- [EXERCISE DIRECTIONS]
Return, unchanged, the lines that run from the start of the rows through the line containing "toc-page-number: 5 <box>2540", with that line included.

(Data items)
..........
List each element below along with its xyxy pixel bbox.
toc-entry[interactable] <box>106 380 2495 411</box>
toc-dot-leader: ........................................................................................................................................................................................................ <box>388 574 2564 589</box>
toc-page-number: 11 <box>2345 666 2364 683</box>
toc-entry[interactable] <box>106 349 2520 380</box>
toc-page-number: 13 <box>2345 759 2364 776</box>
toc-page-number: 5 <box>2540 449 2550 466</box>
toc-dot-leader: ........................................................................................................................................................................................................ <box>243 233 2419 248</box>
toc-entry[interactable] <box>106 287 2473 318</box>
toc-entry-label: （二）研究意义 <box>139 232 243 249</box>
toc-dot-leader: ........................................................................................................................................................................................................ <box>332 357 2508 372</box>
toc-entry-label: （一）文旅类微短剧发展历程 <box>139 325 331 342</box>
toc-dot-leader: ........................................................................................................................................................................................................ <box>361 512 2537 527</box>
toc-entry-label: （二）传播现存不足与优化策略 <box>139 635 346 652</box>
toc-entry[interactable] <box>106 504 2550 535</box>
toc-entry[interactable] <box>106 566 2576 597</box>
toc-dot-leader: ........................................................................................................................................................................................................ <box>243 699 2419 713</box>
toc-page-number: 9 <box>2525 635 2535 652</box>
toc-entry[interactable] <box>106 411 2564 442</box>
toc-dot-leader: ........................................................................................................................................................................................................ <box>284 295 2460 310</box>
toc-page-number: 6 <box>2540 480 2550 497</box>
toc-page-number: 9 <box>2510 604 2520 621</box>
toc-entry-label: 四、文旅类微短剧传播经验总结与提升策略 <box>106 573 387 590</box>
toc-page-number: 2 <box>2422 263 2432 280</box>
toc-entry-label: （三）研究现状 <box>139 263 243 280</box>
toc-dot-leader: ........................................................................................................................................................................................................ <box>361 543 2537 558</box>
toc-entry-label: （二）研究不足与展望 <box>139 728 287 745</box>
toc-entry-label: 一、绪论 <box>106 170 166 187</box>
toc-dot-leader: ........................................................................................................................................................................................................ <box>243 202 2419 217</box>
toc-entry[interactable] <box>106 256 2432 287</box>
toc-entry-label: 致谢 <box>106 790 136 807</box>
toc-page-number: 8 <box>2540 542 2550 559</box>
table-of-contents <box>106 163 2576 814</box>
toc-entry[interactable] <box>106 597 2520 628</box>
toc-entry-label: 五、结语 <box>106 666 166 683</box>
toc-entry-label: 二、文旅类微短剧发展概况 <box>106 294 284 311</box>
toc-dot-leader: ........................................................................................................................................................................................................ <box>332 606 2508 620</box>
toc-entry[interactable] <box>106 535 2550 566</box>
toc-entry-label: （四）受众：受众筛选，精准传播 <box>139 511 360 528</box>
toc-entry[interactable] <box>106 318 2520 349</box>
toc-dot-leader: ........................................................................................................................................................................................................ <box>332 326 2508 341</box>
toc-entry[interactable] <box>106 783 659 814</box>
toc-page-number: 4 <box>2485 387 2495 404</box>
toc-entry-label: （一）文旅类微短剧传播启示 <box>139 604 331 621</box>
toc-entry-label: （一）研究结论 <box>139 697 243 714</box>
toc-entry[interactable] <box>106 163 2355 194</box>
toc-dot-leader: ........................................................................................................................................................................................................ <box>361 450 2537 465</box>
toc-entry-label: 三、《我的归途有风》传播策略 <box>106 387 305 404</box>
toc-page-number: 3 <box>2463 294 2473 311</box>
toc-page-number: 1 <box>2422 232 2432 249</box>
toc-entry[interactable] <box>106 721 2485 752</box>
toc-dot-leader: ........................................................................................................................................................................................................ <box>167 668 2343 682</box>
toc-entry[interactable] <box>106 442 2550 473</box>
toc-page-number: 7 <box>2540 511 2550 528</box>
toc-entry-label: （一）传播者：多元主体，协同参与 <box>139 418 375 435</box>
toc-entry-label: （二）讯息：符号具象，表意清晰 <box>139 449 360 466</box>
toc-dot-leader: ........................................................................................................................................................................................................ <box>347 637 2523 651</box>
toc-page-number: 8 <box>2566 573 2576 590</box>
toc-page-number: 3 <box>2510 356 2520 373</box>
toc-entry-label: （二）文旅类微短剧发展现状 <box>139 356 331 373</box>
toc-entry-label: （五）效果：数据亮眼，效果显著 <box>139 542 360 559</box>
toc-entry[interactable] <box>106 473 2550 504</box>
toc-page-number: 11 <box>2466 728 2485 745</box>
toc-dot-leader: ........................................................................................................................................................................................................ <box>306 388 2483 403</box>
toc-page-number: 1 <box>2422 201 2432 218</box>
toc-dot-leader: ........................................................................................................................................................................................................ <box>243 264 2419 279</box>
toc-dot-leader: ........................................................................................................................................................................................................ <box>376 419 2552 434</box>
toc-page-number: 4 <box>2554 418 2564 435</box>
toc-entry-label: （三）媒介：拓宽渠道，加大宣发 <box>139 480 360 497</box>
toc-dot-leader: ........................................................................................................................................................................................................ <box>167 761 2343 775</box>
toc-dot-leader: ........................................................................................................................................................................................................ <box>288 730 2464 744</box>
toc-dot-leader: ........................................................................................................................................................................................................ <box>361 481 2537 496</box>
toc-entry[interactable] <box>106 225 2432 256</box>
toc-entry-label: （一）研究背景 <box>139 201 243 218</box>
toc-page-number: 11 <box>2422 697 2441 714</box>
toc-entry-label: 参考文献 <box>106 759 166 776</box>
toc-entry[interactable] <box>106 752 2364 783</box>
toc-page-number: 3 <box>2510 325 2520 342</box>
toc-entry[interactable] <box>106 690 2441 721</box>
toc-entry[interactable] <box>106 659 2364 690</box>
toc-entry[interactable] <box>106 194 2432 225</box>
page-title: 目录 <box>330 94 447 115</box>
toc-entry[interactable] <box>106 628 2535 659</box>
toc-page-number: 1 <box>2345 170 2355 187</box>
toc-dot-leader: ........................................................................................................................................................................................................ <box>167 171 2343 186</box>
..........
- [CORRECT RESPONSE]
List each element below along with its xyxy pixel bbox.
toc-entry[interactable] <box>106 380 2495 411</box>
toc-dot-leader: ........................................................................................................................................................................................................ <box>388 574 2564 589</box>
toc-page-number: 11 <box>2345 666 2364 683</box>
toc-entry[interactable] <box>106 349 2520 380</box>
toc-page-number: 13 <box>2345 759 2364 776</box>
toc-page-number: 5 <box>2540 449 2550 466</box>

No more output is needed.